Pick out each line with the word "title" from the material that follows.

** START Records **

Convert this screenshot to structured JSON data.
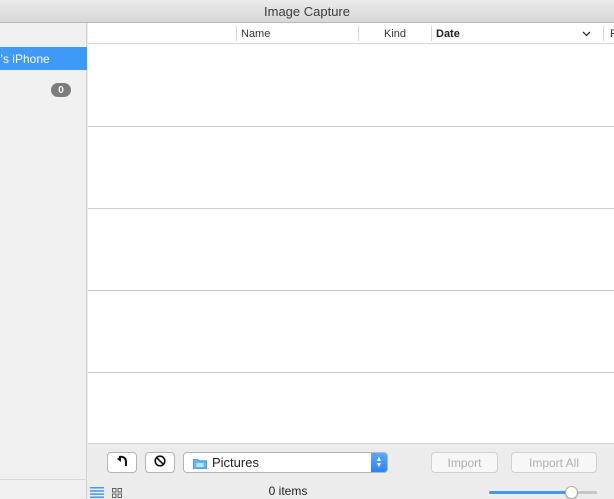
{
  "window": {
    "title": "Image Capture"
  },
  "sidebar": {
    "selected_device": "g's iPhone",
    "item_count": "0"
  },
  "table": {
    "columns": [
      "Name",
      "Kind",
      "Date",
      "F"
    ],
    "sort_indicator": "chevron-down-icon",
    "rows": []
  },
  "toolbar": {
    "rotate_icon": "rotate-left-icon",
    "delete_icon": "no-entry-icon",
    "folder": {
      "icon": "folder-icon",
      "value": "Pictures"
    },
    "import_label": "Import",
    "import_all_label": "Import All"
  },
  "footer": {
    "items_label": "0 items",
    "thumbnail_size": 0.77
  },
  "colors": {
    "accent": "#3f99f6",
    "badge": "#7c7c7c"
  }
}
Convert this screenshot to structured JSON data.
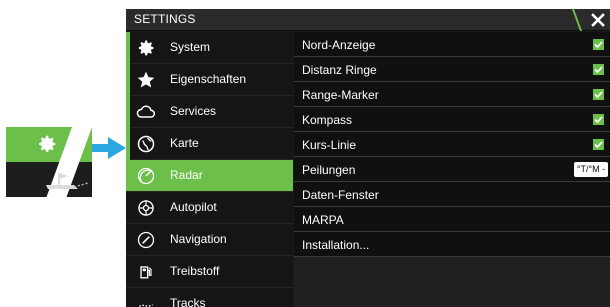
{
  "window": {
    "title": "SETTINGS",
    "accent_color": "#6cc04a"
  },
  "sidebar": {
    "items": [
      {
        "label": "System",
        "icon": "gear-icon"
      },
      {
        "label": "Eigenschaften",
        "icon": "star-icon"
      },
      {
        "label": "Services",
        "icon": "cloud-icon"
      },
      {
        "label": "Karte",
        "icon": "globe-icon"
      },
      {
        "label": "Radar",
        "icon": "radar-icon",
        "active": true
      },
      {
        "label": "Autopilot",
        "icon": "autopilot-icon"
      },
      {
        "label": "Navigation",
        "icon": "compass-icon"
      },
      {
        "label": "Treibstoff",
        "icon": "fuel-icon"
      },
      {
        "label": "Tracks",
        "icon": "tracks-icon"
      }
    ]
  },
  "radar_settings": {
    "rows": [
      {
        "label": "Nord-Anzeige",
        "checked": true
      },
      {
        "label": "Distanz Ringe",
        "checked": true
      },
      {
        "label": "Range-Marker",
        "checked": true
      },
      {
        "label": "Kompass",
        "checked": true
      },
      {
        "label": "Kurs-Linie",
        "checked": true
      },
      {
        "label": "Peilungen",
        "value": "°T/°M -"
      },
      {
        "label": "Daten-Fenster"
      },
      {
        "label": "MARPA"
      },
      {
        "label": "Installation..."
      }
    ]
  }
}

** END Records **

**Task response**.
    "title": "Image Capture"
    "title": "SETTINGS",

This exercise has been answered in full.